Read the listing below and copy out every line that holds "линейные".

━━━━

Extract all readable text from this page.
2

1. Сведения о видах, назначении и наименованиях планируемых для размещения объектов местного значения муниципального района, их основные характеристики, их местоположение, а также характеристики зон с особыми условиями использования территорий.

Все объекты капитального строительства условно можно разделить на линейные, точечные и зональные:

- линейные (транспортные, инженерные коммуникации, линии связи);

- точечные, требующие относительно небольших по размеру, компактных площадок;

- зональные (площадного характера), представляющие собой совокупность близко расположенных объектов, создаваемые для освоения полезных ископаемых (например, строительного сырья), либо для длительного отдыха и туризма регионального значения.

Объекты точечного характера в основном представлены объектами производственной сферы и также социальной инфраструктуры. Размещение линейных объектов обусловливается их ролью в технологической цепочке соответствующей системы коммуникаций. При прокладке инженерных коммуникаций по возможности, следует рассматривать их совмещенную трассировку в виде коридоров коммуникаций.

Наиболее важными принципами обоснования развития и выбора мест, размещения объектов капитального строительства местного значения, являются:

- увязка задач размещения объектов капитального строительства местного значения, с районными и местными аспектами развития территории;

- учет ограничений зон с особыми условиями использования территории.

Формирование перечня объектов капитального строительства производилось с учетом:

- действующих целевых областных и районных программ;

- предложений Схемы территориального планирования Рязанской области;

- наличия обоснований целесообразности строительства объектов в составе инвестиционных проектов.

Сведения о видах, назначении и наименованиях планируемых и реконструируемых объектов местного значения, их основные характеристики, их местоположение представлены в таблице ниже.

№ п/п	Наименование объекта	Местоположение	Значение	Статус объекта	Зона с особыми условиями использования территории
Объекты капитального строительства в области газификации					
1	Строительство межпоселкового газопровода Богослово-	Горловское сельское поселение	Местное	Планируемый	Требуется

━━━━

=== SOLVED PROBLEM ===
Все объекты капитального строительства условно можно разделить на линейные, точечные и зональные:
- линейные (транспортные, инженерные коммуникации, линии связи);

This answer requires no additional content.